### SUPPLIED INFORMATION

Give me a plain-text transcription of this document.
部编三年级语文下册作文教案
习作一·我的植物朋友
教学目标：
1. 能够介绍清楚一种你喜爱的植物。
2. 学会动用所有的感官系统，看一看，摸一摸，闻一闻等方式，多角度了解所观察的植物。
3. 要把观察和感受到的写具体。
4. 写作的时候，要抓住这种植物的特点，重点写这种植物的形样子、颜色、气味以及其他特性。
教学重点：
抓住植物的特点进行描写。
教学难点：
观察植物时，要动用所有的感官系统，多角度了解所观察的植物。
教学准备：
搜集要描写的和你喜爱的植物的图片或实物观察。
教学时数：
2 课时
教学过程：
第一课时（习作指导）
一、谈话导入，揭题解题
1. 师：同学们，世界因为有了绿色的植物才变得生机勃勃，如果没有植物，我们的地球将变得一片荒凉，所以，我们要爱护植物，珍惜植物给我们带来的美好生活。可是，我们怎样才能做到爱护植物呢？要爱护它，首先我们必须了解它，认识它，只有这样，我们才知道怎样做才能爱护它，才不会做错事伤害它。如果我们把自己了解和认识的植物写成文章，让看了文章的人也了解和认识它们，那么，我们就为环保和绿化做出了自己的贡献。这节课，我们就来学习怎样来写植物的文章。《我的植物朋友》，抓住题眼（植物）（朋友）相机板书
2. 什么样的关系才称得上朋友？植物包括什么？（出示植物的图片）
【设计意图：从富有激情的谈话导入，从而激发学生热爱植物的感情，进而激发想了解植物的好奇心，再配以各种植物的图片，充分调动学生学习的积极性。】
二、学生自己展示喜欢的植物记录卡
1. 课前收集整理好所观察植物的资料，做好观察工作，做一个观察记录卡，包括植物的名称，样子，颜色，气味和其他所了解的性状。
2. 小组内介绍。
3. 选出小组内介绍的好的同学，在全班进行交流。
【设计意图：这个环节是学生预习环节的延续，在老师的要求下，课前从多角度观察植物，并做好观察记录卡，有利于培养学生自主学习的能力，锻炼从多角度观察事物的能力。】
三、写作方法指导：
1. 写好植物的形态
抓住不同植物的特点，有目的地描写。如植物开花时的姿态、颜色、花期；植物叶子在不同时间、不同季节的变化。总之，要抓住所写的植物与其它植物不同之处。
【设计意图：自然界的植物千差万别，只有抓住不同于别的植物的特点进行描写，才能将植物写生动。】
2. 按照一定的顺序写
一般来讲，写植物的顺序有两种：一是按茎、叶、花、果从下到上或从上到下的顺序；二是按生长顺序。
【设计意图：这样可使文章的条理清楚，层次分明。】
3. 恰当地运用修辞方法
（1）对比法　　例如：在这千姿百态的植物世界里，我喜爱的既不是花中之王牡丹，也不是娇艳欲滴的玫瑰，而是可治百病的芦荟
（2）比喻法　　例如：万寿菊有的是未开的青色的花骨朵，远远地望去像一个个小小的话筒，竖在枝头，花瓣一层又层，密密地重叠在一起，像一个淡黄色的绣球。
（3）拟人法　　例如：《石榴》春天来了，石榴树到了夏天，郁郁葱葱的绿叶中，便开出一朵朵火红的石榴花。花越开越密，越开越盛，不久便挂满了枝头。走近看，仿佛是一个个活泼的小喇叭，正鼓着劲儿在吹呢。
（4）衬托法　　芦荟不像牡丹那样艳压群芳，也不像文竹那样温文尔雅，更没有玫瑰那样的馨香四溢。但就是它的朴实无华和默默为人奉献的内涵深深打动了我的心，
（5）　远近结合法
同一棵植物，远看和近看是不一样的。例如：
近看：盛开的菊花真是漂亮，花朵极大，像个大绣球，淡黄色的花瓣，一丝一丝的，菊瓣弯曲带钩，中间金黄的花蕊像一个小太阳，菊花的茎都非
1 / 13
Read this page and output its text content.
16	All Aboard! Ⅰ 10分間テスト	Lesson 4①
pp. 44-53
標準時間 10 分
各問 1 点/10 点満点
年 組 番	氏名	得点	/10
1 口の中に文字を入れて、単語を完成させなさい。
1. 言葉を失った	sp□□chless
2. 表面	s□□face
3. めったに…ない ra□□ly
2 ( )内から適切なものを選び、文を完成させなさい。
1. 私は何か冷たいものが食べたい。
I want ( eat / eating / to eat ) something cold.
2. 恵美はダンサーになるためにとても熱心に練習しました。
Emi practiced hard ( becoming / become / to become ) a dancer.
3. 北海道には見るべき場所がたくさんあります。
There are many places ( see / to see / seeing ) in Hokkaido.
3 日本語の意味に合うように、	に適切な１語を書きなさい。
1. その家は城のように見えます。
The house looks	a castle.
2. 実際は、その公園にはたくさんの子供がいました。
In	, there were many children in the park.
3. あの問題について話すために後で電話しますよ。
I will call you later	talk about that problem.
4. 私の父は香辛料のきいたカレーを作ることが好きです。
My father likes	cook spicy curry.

### DIRECTIONS FOR THIS TASK
Look through the data and show every line containing "many".

### THE ANSWER
There are many places ( see / to see / seeing ) in Hokkaido.
In	, there were many children in the park.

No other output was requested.